[Records from a data source]
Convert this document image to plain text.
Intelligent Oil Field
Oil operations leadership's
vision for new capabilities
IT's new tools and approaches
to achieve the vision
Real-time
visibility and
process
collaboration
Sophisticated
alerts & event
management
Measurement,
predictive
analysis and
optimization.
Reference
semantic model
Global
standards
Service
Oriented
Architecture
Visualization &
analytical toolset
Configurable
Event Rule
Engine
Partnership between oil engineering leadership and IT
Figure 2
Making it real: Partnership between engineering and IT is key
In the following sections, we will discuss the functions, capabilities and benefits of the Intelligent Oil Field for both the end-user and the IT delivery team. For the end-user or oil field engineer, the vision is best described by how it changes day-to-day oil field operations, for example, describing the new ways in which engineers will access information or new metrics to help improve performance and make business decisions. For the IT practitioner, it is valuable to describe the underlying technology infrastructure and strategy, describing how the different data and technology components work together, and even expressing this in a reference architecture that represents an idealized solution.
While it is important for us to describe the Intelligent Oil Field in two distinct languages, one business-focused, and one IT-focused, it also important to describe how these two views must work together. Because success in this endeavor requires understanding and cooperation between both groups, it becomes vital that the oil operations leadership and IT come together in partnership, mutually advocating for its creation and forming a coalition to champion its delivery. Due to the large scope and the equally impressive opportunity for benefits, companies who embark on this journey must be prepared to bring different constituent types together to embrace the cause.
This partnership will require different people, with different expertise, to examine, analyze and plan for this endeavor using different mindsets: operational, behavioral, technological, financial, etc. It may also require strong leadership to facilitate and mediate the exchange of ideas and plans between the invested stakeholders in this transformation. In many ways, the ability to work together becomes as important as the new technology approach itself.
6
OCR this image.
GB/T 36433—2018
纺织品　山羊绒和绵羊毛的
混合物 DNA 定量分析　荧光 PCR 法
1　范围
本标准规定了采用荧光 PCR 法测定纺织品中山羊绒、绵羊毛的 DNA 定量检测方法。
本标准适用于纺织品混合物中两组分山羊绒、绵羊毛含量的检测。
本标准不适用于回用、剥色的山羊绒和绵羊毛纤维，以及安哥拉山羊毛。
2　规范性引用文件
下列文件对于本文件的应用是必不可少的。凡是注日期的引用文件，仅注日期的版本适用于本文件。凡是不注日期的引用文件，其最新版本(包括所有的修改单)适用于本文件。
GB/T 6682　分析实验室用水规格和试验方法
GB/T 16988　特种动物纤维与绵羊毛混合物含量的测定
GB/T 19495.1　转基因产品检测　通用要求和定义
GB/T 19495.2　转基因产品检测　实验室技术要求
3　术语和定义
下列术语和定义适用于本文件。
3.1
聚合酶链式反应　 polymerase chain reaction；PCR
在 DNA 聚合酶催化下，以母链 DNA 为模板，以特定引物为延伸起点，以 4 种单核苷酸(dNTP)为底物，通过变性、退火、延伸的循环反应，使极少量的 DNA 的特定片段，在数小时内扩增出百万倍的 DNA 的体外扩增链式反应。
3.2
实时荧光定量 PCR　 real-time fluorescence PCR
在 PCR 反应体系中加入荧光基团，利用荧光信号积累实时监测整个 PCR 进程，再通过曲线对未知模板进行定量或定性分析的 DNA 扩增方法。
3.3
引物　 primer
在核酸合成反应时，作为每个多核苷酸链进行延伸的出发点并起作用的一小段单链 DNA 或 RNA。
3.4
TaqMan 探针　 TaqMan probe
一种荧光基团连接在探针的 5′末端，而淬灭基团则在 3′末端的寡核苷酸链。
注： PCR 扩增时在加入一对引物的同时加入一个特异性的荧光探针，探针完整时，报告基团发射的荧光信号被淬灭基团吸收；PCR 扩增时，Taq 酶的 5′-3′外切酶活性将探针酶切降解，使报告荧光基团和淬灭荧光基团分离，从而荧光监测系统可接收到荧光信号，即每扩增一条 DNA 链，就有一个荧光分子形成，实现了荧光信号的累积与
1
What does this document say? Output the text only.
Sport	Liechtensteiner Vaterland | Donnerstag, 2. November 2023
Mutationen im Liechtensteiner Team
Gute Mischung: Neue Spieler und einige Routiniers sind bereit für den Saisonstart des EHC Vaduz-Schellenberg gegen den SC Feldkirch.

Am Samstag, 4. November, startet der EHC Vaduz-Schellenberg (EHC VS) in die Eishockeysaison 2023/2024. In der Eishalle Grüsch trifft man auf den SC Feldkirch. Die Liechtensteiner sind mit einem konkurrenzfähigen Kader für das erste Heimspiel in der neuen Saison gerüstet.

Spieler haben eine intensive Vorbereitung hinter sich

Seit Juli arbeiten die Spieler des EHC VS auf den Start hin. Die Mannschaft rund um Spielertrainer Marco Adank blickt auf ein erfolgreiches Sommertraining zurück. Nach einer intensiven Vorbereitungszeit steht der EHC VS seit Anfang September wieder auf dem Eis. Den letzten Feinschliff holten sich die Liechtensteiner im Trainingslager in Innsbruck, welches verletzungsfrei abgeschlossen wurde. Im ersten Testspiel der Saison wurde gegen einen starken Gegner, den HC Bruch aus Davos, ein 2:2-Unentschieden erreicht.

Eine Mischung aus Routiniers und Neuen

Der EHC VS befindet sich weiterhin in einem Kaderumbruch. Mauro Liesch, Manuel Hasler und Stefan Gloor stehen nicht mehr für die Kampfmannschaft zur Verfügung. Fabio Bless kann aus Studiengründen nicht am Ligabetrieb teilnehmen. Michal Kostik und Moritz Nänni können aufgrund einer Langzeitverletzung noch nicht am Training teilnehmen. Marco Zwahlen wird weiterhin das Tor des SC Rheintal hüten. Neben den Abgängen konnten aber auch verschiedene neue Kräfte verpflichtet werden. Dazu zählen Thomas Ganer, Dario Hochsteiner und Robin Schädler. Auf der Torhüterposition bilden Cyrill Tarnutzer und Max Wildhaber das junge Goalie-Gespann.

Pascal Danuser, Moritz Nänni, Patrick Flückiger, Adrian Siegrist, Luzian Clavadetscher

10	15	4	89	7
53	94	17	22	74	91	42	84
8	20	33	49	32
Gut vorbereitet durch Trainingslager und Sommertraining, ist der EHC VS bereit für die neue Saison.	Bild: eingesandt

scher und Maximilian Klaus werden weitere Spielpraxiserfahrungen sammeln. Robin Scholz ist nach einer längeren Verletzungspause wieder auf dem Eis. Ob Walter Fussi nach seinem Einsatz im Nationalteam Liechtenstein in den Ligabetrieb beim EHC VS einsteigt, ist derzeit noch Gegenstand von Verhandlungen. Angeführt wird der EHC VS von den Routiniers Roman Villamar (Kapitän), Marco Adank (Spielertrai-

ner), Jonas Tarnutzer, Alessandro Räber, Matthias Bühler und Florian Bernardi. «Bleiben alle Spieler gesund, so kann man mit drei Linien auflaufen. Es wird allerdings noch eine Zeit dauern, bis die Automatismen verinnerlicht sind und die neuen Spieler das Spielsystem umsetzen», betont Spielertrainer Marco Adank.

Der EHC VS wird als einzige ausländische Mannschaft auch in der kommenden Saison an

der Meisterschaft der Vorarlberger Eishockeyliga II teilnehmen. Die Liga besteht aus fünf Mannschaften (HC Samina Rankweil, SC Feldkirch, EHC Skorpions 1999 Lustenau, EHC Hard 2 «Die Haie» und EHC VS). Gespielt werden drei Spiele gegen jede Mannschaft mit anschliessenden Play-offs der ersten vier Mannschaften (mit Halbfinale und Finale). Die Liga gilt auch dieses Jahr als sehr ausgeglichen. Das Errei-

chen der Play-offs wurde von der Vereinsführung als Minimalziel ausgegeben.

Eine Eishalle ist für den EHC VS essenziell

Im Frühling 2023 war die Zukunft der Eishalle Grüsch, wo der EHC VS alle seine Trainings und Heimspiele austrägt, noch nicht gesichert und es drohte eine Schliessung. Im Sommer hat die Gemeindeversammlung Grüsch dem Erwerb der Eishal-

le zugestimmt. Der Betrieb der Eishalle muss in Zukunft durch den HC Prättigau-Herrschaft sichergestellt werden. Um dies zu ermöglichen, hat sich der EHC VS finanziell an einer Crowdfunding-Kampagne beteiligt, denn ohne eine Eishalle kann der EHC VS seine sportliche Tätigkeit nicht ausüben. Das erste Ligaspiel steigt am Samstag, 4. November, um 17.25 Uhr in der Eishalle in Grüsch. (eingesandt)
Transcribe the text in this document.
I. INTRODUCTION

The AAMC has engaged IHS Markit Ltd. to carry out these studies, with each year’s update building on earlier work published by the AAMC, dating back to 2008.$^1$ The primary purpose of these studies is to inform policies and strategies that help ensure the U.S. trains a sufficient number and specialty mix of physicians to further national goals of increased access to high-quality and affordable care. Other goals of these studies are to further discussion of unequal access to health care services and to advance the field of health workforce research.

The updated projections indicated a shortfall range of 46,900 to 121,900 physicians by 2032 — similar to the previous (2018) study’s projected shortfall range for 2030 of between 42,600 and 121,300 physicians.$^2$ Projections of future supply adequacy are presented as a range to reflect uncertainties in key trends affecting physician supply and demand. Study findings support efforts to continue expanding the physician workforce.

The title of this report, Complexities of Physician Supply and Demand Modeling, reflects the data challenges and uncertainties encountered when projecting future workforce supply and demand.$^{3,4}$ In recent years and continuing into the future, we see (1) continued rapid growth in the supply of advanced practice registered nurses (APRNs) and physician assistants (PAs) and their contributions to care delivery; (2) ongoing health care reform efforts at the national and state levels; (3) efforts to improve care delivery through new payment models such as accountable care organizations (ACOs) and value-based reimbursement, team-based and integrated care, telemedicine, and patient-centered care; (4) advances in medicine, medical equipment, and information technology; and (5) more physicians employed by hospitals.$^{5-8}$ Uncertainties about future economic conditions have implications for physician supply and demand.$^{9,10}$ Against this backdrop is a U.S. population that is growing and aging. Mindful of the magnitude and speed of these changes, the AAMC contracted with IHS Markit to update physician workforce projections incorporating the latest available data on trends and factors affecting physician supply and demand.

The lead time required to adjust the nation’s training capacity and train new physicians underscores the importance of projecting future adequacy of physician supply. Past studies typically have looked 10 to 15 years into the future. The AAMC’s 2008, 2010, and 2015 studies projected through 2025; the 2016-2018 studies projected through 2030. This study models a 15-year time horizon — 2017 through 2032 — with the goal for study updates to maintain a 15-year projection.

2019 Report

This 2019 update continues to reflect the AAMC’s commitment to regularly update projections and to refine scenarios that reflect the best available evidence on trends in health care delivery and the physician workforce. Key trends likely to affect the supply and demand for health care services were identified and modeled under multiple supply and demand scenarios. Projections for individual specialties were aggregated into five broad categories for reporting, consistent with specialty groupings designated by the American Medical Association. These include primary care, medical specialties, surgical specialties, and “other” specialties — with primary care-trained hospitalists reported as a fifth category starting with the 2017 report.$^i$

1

What is expected | From the entries above, extract each line containing "转基因产品检测".

The result |
GB/T 19495.1　转基因产品检测　通用要求和定义
GB/T 19495.2　转基因产品检测　实验室技术要求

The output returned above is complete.